● The records
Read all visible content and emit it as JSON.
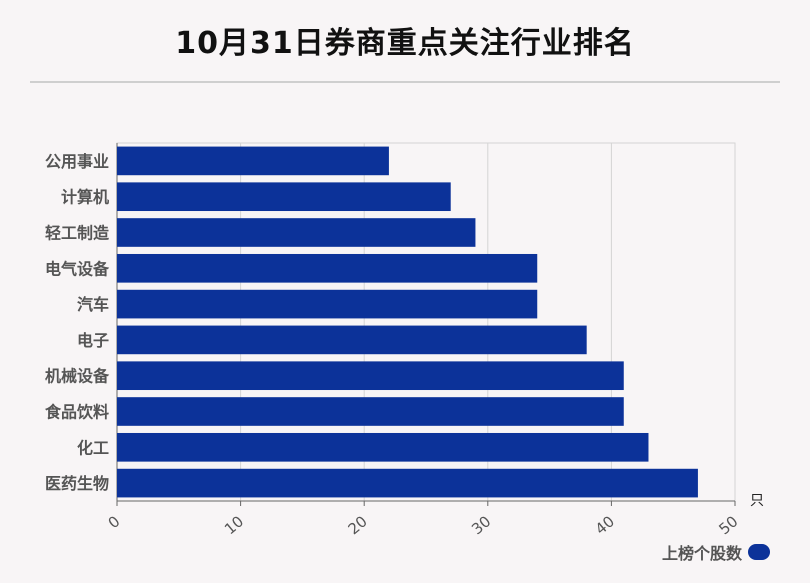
{
  "chart_data": {
    "type": "bar",
    "orientation": "horizontal",
    "title": "10月31日券商重点关注行业排名",
    "categories": [
      "公用事业",
      "计算机",
      "轻工制造",
      "电气设备",
      "汽车",
      "电子",
      "机械设备",
      "食品饮料",
      "化工",
      "医药生物"
    ],
    "series": [
      {
        "name": "上榜个股数",
        "values": [
          22,
          27,
          29,
          34,
          34,
          38,
          41,
          41,
          43,
          47
        ],
        "color": "#0c3299"
      }
    ],
    "xlim": [
      0,
      50
    ],
    "xticks": [
      "0",
      "10",
      "20",
      "30",
      "40",
      "50"
    ],
    "xunit": "只",
    "grid": true,
    "legend_position": "bottom-right"
  }
}
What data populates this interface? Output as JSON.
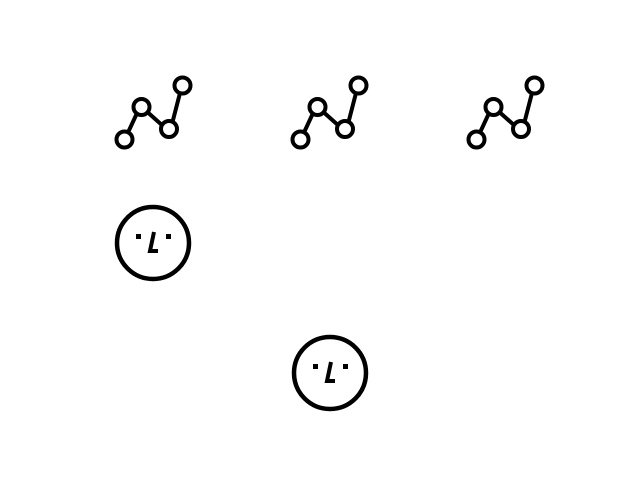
{
  "colors": {
    "background": "#ffffff",
    "stroke": "#000000"
  },
  "icons": [
    {
      "id": "chain-1",
      "name": "node-chain-icon"
    },
    {
      "id": "chain-2",
      "name": "node-chain-icon"
    },
    {
      "id": "chain-3",
      "name": "node-chain-icon"
    },
    {
      "id": "face-1",
      "name": "smiley-face-icon"
    },
    {
      "id": "face-2",
      "name": "smiley-face-icon"
    }
  ]
}
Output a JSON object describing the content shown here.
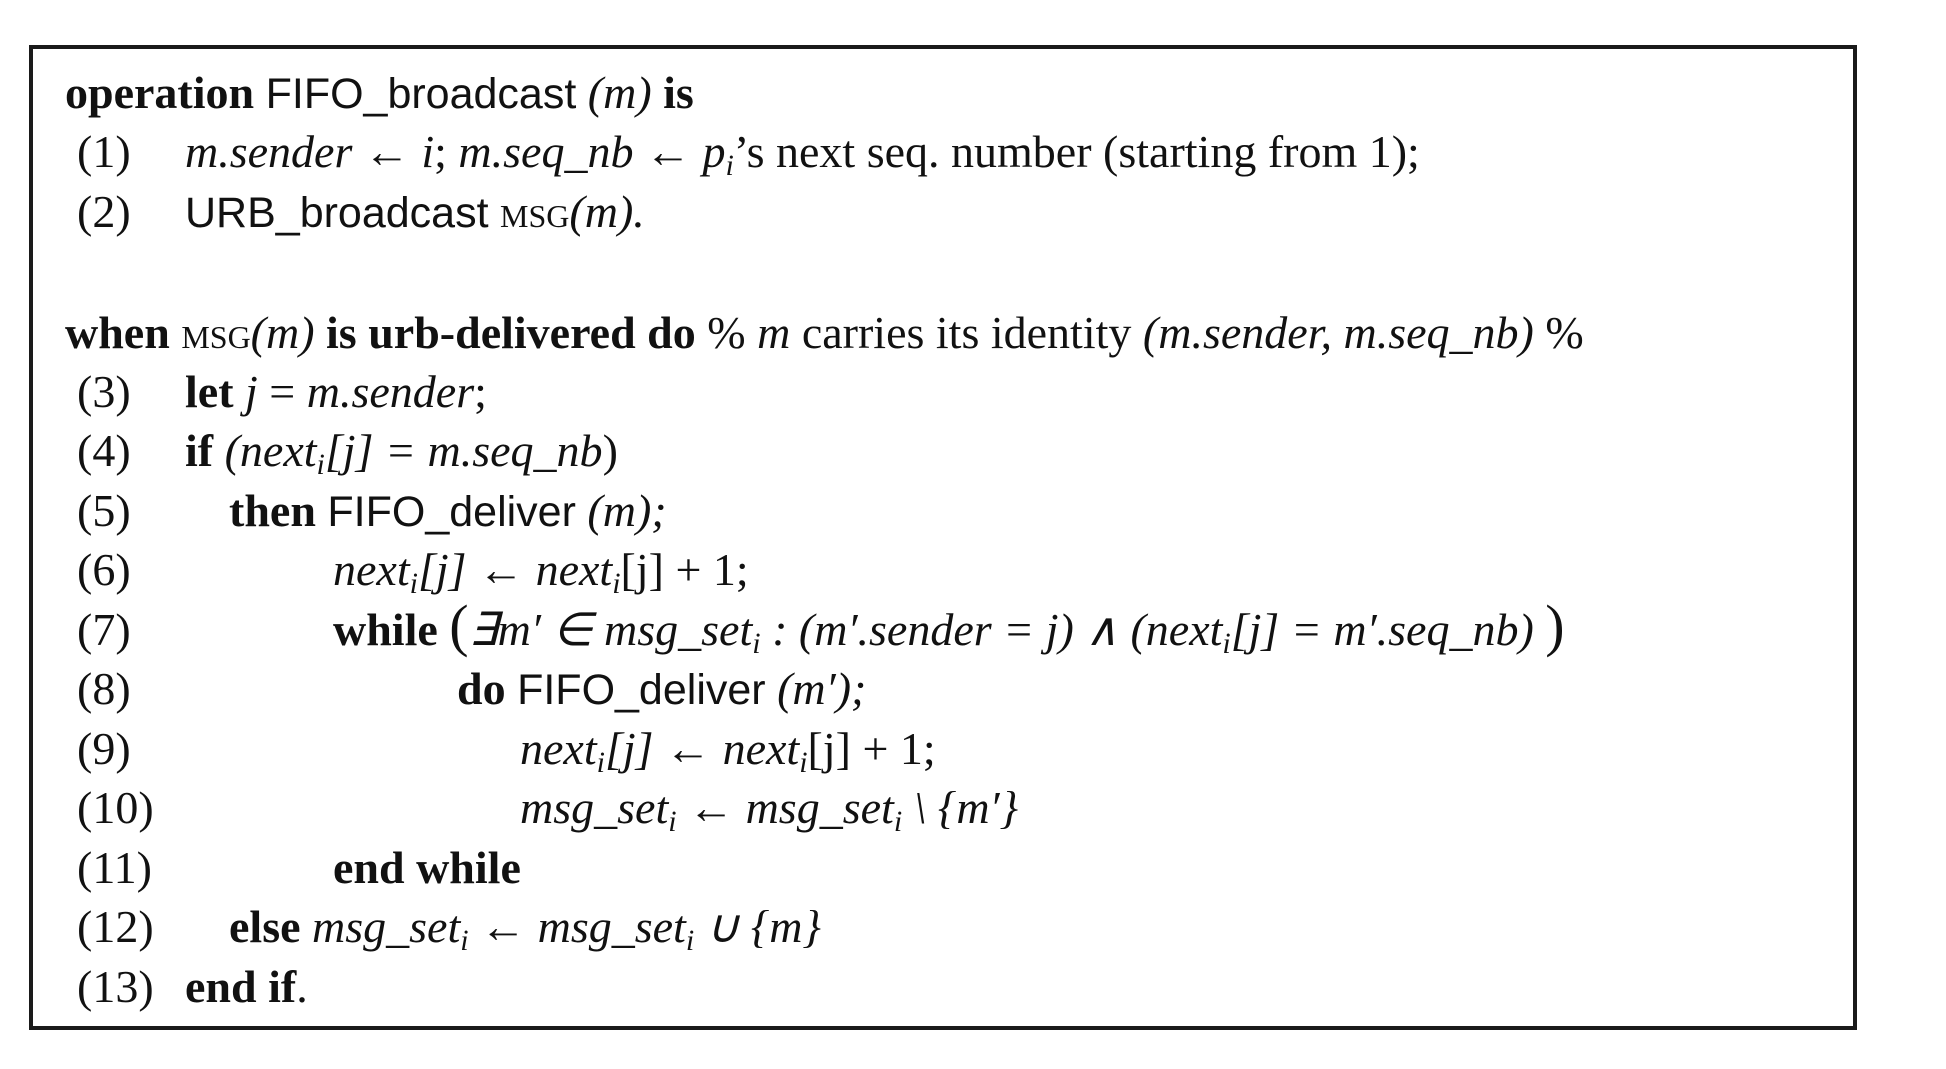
{
  "algorithm": {
    "header1": {
      "kw_operation": "operation",
      "name": "FIFO_broadcast",
      "param": "(m)",
      "kw_is": "is"
    },
    "lines_part1": [
      {
        "num": "(1)",
        "a": "m.sender",
        "b": " ← ",
        "c": "i",
        "d": "; ",
        "e": "m.seq_nb",
        "f": " ← ",
        "g": "p",
        "h": "i",
        "k": "’s next seq. number (starting from 1);"
      },
      {
        "num": "(2)",
        "a": "URB_broadcast",
        "b": " ",
        "c": "msg",
        "d": "(m)."
      }
    ],
    "header2": {
      "kw_when": "when",
      "msg": "msg",
      "param": "(m)",
      "kw_urb": "is urb-delivered do",
      "comment_a": " % ",
      "comment_m": "m",
      "comment_b": " carries its identity ",
      "comment_c": "(m.sender, m.seq_nb)",
      "comment_d": " %"
    },
    "lines_part2": [
      {
        "num": "(3)",
        "kw": "let",
        "a": "j",
        "b": " = ",
        "c": "m.sender",
        "d": ";"
      },
      {
        "num": "(4)",
        "kw": "if",
        "a": " (next",
        "sub": "i",
        "b": "[j] = ",
        "c": "m.seq_nb",
        "d": ")"
      },
      {
        "num": "(5)",
        "kw": "then",
        "a": "FIFO_deliver",
        "b": " (m);"
      },
      {
        "num": "(6)",
        "a": "next",
        "sub": "i",
        "b": "[j] ← ",
        "c": "next",
        "sub2": "i",
        "d": "[j] + 1;"
      },
      {
        "num": "(7)",
        "kw": "while",
        "a": "∃m′ ∈ msg_set",
        "sub": "i",
        "b": " : (m′.sender = j) ∧ (next",
        "sub2": "i",
        "c": "[j] = m′.seq_nb)"
      },
      {
        "num": "(8)",
        "kw": "do",
        "a": "FIFO_deliver",
        "b": " (m′);"
      },
      {
        "num": "(9)",
        "a": "next",
        "sub": "i",
        "b": "[j] ← ",
        "c": "next",
        "sub2": "i",
        "d": "[j] + 1;"
      },
      {
        "num": "(10)",
        "a": "msg_set",
        "sub": "i",
        "b": " ← ",
        "c": "msg_set",
        "sub2": "i",
        "d": " \\ {m′}"
      },
      {
        "num": "(11)",
        "kw": "end while"
      },
      {
        "num": "(12)",
        "kw": "else",
        "a": "msg_set",
        "sub": "i",
        "b": " ← ",
        "c": "msg_set",
        "sub2": "i",
        "d": " ∪ {m}"
      },
      {
        "num": "(13)",
        "kw": "end if",
        "a": "."
      }
    ]
  }
}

● What you are asked to do
The entries above are to be returned exactly, without their pictures.

● Solution to the problem
Read all visible content and emit it as JSON.
{
  "chart_data": {
    "type": "bar",
    "orientation": "horizontal",
    "title": "10月31日券商重点关注行业排名",
    "categories": [
      "公用事业",
      "计算机",
      "轻工制造",
      "电气设备",
      "汽车",
      "电子",
      "机械设备",
      "食品饮料",
      "化工",
      "医药生物"
    ],
    "series": [
      {
        "name": "上榜个股数",
        "values": [
          22,
          27,
          29,
          34,
          34,
          38,
          41,
          41,
          43,
          47
        ],
        "color": "#0c3299"
      }
    ],
    "xlim": [
      0,
      50
    ],
    "xticks": [
      "0",
      "10",
      "20",
      "30",
      "40",
      "50"
    ],
    "xunit": "只",
    "grid": true,
    "legend_position": "bottom-right"
  }
}
What data populates this interface? Output as JSON.
{
  "colors": {
    "background": "#ffffff",
    "stroke": "#000000"
  },
  "icons": [
    {
      "id": "chain-1",
      "name": "node-chain-icon"
    },
    {
      "id": "chain-2",
      "name": "node-chain-icon"
    },
    {
      "id": "chain-3",
      "name": "node-chain-icon"
    },
    {
      "id": "face-1",
      "name": "smiley-face-icon"
    },
    {
      "id": "face-2",
      "name": "smiley-face-icon"
    }
  ]
}
Output a JSON object describing the content shown here.
{
  "algorithm": {
    "header1": {
      "kw_operation": "operation",
      "name": "FIFO_broadcast",
      "param": "(m)",
      "kw_is": "is"
    },
    "lines_part1": [
      {
        "num": "(1)",
        "a": "m.sender",
        "b": " ← ",
        "c": "i",
        "d": "; ",
        "e": "m.seq_nb",
        "f": " ← ",
        "g": "p",
        "h": "i",
        "k": "’s next seq. number (starting from 1);"
      },
      {
        "num": "(2)",
        "a": "URB_broadcast",
        "b": " ",
        "c": "msg",
        "d": "(m)."
      }
    ],
    "header2": {
      "kw_when": "when",
      "msg": "msg",
      "param": "(m)",
      "kw_urb": "is urb-delivered do",
      "comment_a": " % ",
      "comment_m": "m",
      "comment_b": " carries its identity ",
      "comment_c": "(m.sender, m.seq_nb)",
      "comment_d": " %"
    },
    "lines_part2": [
      {
        "num": "(3)",
        "kw": "let",
        "a": "j",
        "b": " = ",
        "c": "m.sender",
        "d": ";"
      },
      {
        "num": "(4)",
        "kw": "if",
        "a": " (next",
        "sub": "i",
        "b": "[j] = ",
        "c": "m.seq_nb",
        "d": ")"
      },
      {
        "num": "(5)",
        "kw": "then",
        "a": "FIFO_deliver",
        "b": " (m);"
      },
      {
        "num": "(6)",
        "a": "next",
        "sub": "i",
        "b": "[j] ← ",
        "c": "next",
        "sub2": "i",
        "d": "[j] + 1;"
      },
      {
        "num": "(7)",
        "kw": "while",
        "a": "∃m′ ∈ msg_set",
        "sub": "i",
        "b": " : (m′.sender = j) ∧ (next",
        "sub2": "i",
        "c": "[j] = m′.seq_nb)"
      },
      {
        "num": "(8)",
        "kw": "do",
        "a": "FIFO_deliver",
        "b": " (m′);"
      },
      {
        "num": "(9)",
        "a": "next",
        "sub": "i",
        "b": "[j] ← ",
        "c": "next",
        "sub2": "i",
        "d": "[j] + 1;"
      },
      {
        "num": "(10)",
        "a": "msg_set",
        "sub": "i",
        "b": " ← ",
        "c": "msg_set",
        "sub2": "i",
        "d": " \\ {m′}"
      },
      {
        "num": "(11)",
        "kw": "end while"
      },
      {
        "num": "(12)",
        "kw": "else",
        "a": "msg_set",
        "sub": "i",
        "b": " ← ",
        "c": "msg_set",
        "sub2": "i",
        "d": " ∪ {m}"
      },
      {
        "num": "(13)",
        "kw": "end if",
        "a": "."
      }
    ]
  }
}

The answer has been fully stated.